TASK TO CARRY OUT: Reproduce the full article about the Allerton Library's teen center expansion, word for word.

SELECTED EXCERPT:
▬▬▬
The Allerton Library expanded its teen center, and it’s really cool

The Allerton Library celebrated the expansion of its Teen Center Wednesday with a pizza and craft party. Students took home free books, shirts and other party favors at the event.
The Allerton Library celebrated the expansion of its Teen Center Wednesday with a pizza and craft party. Students took home free books, shirts and other party
Credit: Sadie Brown

The Allerton Library showed off its newly expanded teen center Wednesday with a craft and pizza party where kids and teens painted with 3D brushes, made their own buttons and hopped on the microphone in a recording studio.

Now, because of the expansion, teens and tweens have space to learn to use a 3D printer, record and edit audio in the new multimedia studio, and attend photography workshops—all while getting the help with school, college and career prep that the library on Barnes Avenue already offered.

A donation from Evan Chesler, who is  Chair Emeritus of the library’s Board of Trustees, made the expansion possible. Chesler grew up in the neighborhood, going to the Allerton Library to study and hang out with friends. He credited Allerton Library with setting him on a path to success.

“ I became a lawyer,” Chesler said. “I became the chairman of a big law firm, but I remembered what I learned in this building and what this building did for me and what the library did for me.”

The expansion of the Allerton Library Teen Center is part of a larger initiative at the New York Public Library called Teens 360º which aims to support New York City teens with resources, programs and a fun, safe space to hang out.

Teens and kids at the Allerton Library Teen Center had fun on Wednesday. Andre Jackson, a kid who said he spends nearly every day at Allerton Library, sat at a table learning to make buttons. The library had all kinds of graphics kids cut out and a library staff member pressed the images onto a button that kids can pin on their shirts or backpacks.
▬▬▬
SUPPLIED INFORMATION:
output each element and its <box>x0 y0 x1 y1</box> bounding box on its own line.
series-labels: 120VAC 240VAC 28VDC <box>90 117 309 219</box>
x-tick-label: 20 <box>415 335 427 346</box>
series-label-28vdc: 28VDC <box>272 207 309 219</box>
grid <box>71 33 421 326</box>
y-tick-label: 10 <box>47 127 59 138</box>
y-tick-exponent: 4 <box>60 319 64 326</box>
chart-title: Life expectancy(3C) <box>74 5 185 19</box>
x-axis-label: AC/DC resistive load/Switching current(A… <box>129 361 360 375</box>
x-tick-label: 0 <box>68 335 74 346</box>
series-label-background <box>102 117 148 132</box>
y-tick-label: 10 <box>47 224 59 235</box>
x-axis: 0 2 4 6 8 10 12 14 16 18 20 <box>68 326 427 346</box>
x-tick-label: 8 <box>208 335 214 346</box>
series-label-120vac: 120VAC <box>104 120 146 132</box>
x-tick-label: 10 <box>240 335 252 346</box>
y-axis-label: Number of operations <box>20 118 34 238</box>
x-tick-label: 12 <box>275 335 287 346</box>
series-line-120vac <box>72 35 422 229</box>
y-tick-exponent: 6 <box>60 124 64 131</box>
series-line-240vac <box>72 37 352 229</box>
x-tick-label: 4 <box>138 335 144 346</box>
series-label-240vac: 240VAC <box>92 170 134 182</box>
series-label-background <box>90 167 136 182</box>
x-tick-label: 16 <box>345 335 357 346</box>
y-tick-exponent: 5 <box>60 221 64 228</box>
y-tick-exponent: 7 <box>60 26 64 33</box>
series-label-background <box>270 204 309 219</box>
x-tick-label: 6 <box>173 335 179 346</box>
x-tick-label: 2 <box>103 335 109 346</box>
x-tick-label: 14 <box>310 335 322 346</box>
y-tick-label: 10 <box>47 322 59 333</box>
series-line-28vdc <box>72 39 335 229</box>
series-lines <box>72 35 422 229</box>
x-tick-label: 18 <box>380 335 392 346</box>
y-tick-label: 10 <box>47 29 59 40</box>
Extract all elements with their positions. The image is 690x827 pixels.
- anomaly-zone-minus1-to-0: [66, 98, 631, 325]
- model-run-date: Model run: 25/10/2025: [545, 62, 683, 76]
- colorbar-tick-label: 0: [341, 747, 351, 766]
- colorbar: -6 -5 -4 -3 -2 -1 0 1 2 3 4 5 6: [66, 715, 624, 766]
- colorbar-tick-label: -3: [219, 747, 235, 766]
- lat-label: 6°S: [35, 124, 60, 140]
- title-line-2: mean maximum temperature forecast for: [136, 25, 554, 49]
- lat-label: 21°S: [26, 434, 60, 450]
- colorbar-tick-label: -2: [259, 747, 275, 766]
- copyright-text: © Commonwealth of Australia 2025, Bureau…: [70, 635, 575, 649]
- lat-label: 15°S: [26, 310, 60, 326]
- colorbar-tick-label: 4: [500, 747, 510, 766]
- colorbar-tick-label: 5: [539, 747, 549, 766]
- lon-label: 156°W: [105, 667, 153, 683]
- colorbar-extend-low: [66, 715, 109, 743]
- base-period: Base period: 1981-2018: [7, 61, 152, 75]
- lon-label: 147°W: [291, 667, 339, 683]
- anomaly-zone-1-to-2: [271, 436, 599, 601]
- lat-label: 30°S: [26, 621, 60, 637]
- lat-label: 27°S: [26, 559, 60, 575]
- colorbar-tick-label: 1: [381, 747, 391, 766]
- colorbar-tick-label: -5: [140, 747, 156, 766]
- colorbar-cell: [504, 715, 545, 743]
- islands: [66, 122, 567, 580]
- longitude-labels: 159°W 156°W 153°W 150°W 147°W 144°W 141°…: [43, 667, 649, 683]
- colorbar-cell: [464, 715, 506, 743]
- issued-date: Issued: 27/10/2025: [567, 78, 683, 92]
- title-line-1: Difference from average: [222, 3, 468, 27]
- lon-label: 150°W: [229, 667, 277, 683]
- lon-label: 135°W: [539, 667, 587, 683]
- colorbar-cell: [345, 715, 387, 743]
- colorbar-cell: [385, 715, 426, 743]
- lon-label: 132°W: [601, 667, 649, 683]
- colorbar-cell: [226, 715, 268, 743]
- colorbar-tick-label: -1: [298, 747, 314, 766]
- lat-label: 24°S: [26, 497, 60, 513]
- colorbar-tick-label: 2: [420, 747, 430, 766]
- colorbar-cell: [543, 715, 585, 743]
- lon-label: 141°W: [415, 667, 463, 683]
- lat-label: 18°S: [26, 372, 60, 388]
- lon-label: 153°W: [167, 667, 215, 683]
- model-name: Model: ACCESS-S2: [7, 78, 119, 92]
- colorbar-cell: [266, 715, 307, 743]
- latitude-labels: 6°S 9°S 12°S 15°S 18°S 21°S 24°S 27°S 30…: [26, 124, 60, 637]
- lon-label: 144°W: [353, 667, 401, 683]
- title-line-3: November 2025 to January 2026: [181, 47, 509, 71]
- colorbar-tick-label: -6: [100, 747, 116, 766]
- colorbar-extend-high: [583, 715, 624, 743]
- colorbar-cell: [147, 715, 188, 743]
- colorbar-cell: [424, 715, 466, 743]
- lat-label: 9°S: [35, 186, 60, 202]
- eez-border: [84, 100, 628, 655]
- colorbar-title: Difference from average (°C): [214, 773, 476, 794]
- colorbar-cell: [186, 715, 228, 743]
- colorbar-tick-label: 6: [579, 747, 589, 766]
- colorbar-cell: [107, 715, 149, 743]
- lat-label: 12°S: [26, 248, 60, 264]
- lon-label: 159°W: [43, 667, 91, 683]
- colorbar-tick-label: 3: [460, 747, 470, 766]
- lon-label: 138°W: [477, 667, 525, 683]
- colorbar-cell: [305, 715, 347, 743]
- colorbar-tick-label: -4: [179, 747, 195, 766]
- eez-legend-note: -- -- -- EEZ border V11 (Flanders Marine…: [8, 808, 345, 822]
▬▬▬
REPLY TO THE TASK:
The Allerton Library expanded its teen center, and it’s really cool

The Allerton Library celebrated the expansion of its Teen Center Wednesday with a pizza and craft party. Students took home free books, shirts and other party favors at the event.
The Allerton Library celebrated the expansion of its Teen Center Wednesday with a pizza and craft party. Students took home free books, shirts and other party
Credit: Sadie Brown

The Allerton Library showed off its newly expanded teen center Wednesday with a craft and pizza party where kids and teens painted with 3D brushes, made their own buttons and hopped on the microphone in a recording studio.

Now, because of the expansion, teens and tweens have space to learn to use a 3D printer, record and edit audio in the new multimedia studio, and attend photography workshops—all while getting the help with school, college and career prep that the library on Barnes Avenue already offered.

A donation from Evan Chesler, who is  Chair Emeritus of the library’s Board of Trustees, made the expansion possible. Chesler grew up in the neighborhood, going to the Allerton Library to study and hang out with friends. He credited Allerton Library with setting him on a path to success.

“ I became a lawyer,” Chesler said. “I became the chairman of a big law firm, but I remembered what I learned in this building and what this building did for me and what the library did for me.”

The expansion of the Allerton Library Teen Center is part of a larger initiative at the New York Public Library called Teens 360º which aims to support New York City teens with resources, programs and a fun, safe space to hang out.

Teens and kids at the Allerton Library Teen Center had fun on Wednesday. Andre Jackson, a kid who said he spends nearly every day at Allerton Library, sat at a table learning to make buttons. The library had all kinds of graphics kids cut out and a library staff member pressed the images onto a button that kids can pin on their shirts or backpacks.